### Data entries
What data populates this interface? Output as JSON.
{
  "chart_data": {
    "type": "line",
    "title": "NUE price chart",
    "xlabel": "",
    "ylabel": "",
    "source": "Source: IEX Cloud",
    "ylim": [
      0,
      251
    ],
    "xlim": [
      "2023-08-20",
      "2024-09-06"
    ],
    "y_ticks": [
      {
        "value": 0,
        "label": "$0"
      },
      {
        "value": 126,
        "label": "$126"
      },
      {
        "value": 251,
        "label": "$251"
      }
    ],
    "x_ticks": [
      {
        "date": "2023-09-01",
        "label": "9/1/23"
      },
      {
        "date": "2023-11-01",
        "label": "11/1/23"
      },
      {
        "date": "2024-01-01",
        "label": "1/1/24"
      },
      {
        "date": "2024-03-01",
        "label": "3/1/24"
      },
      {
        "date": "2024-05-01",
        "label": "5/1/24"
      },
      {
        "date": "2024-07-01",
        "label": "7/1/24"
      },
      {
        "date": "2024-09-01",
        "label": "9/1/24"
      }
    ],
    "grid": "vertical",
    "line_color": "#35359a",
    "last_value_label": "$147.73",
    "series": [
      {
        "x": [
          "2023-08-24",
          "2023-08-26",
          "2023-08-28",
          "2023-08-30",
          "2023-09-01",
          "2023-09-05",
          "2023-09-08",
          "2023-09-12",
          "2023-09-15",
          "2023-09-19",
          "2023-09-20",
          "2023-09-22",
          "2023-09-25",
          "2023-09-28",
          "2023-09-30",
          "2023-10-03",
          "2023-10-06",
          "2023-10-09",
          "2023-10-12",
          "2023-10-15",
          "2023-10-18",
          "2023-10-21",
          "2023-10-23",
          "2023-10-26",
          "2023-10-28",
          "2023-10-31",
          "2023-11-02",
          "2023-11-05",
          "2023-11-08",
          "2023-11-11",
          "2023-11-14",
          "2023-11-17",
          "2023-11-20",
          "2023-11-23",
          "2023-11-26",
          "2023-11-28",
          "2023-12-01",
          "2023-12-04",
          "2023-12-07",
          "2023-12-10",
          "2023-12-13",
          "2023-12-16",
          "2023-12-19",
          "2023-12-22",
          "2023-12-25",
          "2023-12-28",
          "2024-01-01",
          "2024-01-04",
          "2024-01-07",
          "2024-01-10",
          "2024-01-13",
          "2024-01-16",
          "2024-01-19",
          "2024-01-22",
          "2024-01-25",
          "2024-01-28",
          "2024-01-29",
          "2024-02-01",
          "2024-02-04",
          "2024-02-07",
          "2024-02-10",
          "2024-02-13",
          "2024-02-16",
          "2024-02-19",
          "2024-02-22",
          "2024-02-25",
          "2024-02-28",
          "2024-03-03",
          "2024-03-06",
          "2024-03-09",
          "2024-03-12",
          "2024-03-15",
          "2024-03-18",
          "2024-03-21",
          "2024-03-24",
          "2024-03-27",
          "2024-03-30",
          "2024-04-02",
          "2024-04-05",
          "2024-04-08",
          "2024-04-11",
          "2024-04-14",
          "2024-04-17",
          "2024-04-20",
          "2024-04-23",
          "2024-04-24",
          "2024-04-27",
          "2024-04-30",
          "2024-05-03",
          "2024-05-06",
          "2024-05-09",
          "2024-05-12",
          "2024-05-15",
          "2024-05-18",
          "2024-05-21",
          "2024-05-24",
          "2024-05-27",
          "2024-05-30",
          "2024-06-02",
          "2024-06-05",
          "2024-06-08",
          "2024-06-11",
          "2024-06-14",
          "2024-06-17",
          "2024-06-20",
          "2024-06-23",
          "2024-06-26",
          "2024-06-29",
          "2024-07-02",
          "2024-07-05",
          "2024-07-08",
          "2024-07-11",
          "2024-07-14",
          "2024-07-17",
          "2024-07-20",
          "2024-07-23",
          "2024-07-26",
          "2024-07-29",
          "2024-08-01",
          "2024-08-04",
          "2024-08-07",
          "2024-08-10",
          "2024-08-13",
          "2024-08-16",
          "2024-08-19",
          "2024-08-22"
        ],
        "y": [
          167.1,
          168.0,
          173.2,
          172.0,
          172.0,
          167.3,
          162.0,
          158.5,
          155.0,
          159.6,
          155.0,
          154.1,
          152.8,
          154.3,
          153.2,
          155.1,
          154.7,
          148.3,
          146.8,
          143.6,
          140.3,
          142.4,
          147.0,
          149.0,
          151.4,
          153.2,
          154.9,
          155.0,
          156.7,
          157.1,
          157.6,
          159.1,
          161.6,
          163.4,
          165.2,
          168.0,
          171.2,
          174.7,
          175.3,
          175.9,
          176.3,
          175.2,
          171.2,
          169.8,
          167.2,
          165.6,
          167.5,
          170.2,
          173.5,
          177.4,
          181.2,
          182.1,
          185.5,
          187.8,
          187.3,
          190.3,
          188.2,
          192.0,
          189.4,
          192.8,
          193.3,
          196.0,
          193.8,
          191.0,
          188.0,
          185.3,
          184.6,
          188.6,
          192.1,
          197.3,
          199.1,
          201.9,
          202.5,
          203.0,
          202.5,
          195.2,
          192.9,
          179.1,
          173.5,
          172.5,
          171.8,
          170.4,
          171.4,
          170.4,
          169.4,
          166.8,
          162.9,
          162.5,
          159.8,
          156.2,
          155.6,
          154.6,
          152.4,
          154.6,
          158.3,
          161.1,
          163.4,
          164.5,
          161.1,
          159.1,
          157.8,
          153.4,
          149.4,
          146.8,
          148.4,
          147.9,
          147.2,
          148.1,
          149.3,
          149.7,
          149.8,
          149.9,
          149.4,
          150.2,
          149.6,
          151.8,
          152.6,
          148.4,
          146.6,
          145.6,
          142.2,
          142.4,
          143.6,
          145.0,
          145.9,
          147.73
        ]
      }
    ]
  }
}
######
■ **Problem to solve**
All of the entries must be quoted exactly; please include each one.

■ **Correct answer**
What data populates this interface? Output as JSON.
{
  "chart_data": {
    "type": "line",
    "title": "NUE price chart",
    "xlabel": "",
    "ylabel": "",
    "source": "Source: IEX Cloud",
    "ylim": [
      0,
      251
    ],
    "xlim": [
      "2023-08-20",
      "2024-09-06"
    ],
    "y_ticks": [
      {
        "value": 0,
        "label": "$0"
      },
      {
        "value": 126,
        "label": "$126"
      },
      {
        "value": 251,
        "label": "$251"
      }
    ],
    "x_ticks": [
      {
        "date": "2023-09-01",
        "label": "9/1/23"
      },
      {
        "date": "2023-11-01",
        "label": "11/1/23"
      },
      {
        "date": "2024-01-01",
        "label": "1/1/24"
      },
      {
        "date": "2024-03-01",
        "label": "3/1/24"
      },
      {
        "date": "2024-05-01",
        "label": "5/1/24"
      },
      {
        "date": "2024-07-01",
        "label": "7/1/24"
      },
      {
        "date": "2024-09-01",
        "label": "9/1/24"
      }
    ],
    "grid": "vertical",
    "line_color": "#35359a",
    "last_value_label": "$147.73",
    "series": [
      {
        "x": [
          "2023-08-24",
          "2023-08-26",
          "2023-08-28",
          "2023-08-30",
          "2023-09-01",
          "2023-09-05",
          "2023-09-08",
          "2023-09-12",
          "2023-09-15",
          "2023-09-19",
          "2023-09-20",
          "2023-09-22",
          "2023-09-25",
          "2023-09-28",
          "2023-09-30",
          "2023-10-03",
          "2023-10-06",
          "2023-10-09",
          "2023-10-12",
          "2023-10-15",
          "2023-10-18",
          "2023-10-21",
          "2023-10-23",
          "2023-10-26",
          "2023-10-28",
          "2023-10-31",
          "2023-11-02",
          "2023-11-05",
          "2023-11-08",
          "2023-11-11",
          "2023-11-14",
          "2023-11-17",
          "2023-11-20",
          "2023-11-23",
          "2023-11-26",
          "2023-11-28",
          "2023-12-01",
          "2023-12-04",
          "2023-12-07",
          "2023-12-10",
          "2023-12-13",
          "2023-12-16",
          "2023-12-19",
          "2023-12-22",
          "2023-12-25",
          "2023-12-28",
          "2024-01-01",
          "2024-01-04",
          "2024-01-07",
          "2024-01-10",
          "2024-01-13",
          "2024-01-16",
          "2024-01-19",
          "2024-01-22",
          "2024-01-25",
          "2024-01-28",
          "2024-01-29",
          "2024-02-01",
          "2024-02-04",
          "2024-02-07",
          "2024-02-10",
          "2024-02-13",
          "2024-02-16",
          "2024-02-19",
          "2024-02-22",
          "2024-02-25",
          "2024-02-28",
          "2024-03-03",
          "2024-03-06",
          "2024-03-09",
          "2024-03-12",
          "2024-03-15",
          "2024-03-18",
          "2024-03-21",
          "2024-03-24",
          "2024-03-27",
          "2024-03-30",
          "2024-04-02",
          "2024-04-05",
          "2024-04-08",
          "2024-04-11",
          "2024-04-14",
          "2024-04-17",
          "2024-04-20",
          "2024-04-23",
          "2024-04-24",
          "2024-04-27",
          "2024-04-30",
          "2024-05-03",
          "2024-05-06",
          "2024-05-09",
          "2024-05-12",
          "2024-05-15",
          "2024-05-18",
          "2024-05-21",
          "2024-05-24",
          "2024-05-27",
          "2024-05-30",
          "2024-06-02",
          "2024-06-05",
          "2024-06-08",
          "2024-06-11",
          "2024-06-14",
          "2024-06-17",
          "2024-06-20",
          "2024-06-23",
          "2024-06-26",
          "2024-06-29",
          "2024-07-02",
          "2024-07-05",
          "2024-07-08",
          "2024-07-11",
          "2024-07-14",
          "2024-07-17",
          "2024-07-20",
          "2024-07-23",
          "2024-07-26",
          "2024-07-29",
          "2024-08-01",
          "2024-08-04",
          "2024-08-07",
          "2024-08-10",
          "2024-08-13",
          "2024-08-16",
          "2024-08-19",
          "2024-08-22"
        ],
        "y": [
          167.1,
          168.0,
          173.2,
          172.0,
          172.0,
          167.3,
          162.0,
          158.5,
          155.0,
          159.6,
          155.0,
          154.1,
          152.8,
          154.3,
          153.2,
          155.1,
          154.7,
          148.3,
          146.8,
          143.6,
          140.3,
          142.4,
          147.0,
          149.0,
          151.4,
          153.2,
          154.9,
          155.0,
          156.7,
          157.1,
          157.6,
          159.1,
          161.6,
          163.4,
          165.2,
          168.0,
          171.2,
          174.7,
          175.3,
          175.9,
          176.3,
          175.2,
          171.2,
          169.8,
          167.2,
          165.6,
          167.5,
          170.2,
          173.5,
          177.4,
          181.2,
          182.1,
          185.5,
          187.8,
          187.3,
          190.3,
          188.2,
          192.0,
          189.4,
          192.8,
          193.3,
          196.0,
          193.8,
          191.0,
          188.0,
          185.3,
          184.6,
          188.6,
          192.1,
          197.3,
          199.1,
          201.9,
          202.5,
          203.0,
          202.5,
          195.2,
          192.9,
          179.1,
          173.5,
          172.5,
          171.8,
          170.4,
          171.4,
          170.4,
          169.4,
          166.8,
          162.9,
          162.5,
          159.8,
          156.2,
          155.6,
          154.6,
          152.4,
          154.6,
          158.3,
          161.1,
          163.4,
          164.5,
          161.1,
          159.1,
          157.8,
          153.4,
          149.4,
          146.8,
          148.4,
          147.9,
          147.2,
          148.1,
          149.3,
          149.7,
          149.8,
          149.9,
          149.4,
          150.2,
          149.6,
          151.8,
          152.6,
          148.4,
          146.6,
          145.6,
          142.2,
          142.4,
          143.6,
          145.0,
          145.9,
          147.73
        ]
      }
    ]
  }
}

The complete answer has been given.